Every line from the one containing "Transcribe the text in this document." to the final line of the material below must be reproduced exactly; leave out all other lines.

##### Exercise input #####

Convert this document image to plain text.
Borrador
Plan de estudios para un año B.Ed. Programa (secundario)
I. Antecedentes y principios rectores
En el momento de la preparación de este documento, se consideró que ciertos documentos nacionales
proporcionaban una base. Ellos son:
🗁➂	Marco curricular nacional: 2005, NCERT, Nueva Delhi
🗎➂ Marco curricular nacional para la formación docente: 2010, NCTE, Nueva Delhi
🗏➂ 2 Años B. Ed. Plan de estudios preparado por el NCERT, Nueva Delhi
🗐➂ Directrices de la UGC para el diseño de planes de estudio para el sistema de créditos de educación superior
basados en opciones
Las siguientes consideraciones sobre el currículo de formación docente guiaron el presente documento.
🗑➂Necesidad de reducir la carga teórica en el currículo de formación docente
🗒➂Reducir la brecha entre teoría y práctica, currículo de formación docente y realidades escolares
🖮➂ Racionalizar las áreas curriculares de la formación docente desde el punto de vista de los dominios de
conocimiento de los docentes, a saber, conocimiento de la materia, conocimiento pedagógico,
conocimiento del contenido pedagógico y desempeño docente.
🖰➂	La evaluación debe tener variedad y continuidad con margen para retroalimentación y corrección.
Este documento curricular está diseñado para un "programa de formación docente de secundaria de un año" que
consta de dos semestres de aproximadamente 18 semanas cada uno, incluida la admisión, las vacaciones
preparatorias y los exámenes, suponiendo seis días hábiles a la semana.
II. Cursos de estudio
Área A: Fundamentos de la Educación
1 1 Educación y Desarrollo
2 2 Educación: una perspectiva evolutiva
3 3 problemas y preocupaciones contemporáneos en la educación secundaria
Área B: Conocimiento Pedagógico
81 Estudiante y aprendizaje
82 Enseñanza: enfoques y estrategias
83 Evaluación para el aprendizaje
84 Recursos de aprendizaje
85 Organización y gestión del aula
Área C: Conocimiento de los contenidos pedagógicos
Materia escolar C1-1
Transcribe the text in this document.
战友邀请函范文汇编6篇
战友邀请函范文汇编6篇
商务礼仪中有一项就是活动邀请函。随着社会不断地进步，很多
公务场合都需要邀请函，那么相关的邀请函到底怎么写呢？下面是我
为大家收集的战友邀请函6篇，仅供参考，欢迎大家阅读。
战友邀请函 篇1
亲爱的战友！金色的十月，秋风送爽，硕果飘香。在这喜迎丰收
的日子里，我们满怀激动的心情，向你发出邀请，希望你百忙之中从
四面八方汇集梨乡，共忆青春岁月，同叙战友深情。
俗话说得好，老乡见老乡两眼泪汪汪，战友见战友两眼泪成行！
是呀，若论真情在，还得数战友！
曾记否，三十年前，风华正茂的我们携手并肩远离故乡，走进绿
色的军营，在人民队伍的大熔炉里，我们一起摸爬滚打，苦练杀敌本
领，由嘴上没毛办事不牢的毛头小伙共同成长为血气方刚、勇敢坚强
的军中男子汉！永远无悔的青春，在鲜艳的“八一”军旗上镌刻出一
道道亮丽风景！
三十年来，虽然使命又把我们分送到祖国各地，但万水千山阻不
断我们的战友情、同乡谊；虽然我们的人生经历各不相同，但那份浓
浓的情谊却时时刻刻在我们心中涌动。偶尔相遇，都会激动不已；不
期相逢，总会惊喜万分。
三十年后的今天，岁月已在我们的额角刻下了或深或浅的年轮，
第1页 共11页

#####

Answer for this exercise:
Transcribe the text in this document.
战友邀请函范文汇编6篇
战友邀请函范文汇编6篇
商务礼仪中有一项就是活动邀请函。随着社会不断地进步，很多
公务场合都需要邀请函，那么相关的邀请函到底怎么写呢？下面是我
为大家收集的战友邀请函6篇，仅供参考，欢迎大家阅读。
战友邀请函 篇1
亲爱的战友！金色的十月，秋风送爽，硕果飘香。在这喜迎丰收
的日子里，我们满怀激动的心情，向你发出邀请，希望你百忙之中从
四面八方汇集梨乡，共忆青春岁月，同叙战友深情。
俗话说得好，老乡见老乡两眼泪汪汪，战友见战友两眼泪成行！
是呀，若论真情在，还得数战友！
曾记否，三十年前，风华正茂的我们携手并肩远离故乡，走进绿
色的军营，在人民队伍的大熔炉里，我们一起摸爬滚打，苦练杀敌本
领，由嘴上没毛办事不牢的毛头小伙共同成长为血气方刚、勇敢坚强
的军中男子汉！永远无悔的青春，在鲜艳的“八一”军旗上镌刻出一
道道亮丽风景！
三十年来，虽然使命又把我们分送到祖国各地，但万水千山阻不
断我们的战友情、同乡谊；虽然我们的人生经历各不相同，但那份浓
浓的情谊却时时刻刻在我们心中涌动。偶尔相遇，都会激动不已；不
期相逢，总会惊喜万分。
三十年后的今天，岁月已在我们的额角刻下了或深或浅的年轮，
第1页 共11页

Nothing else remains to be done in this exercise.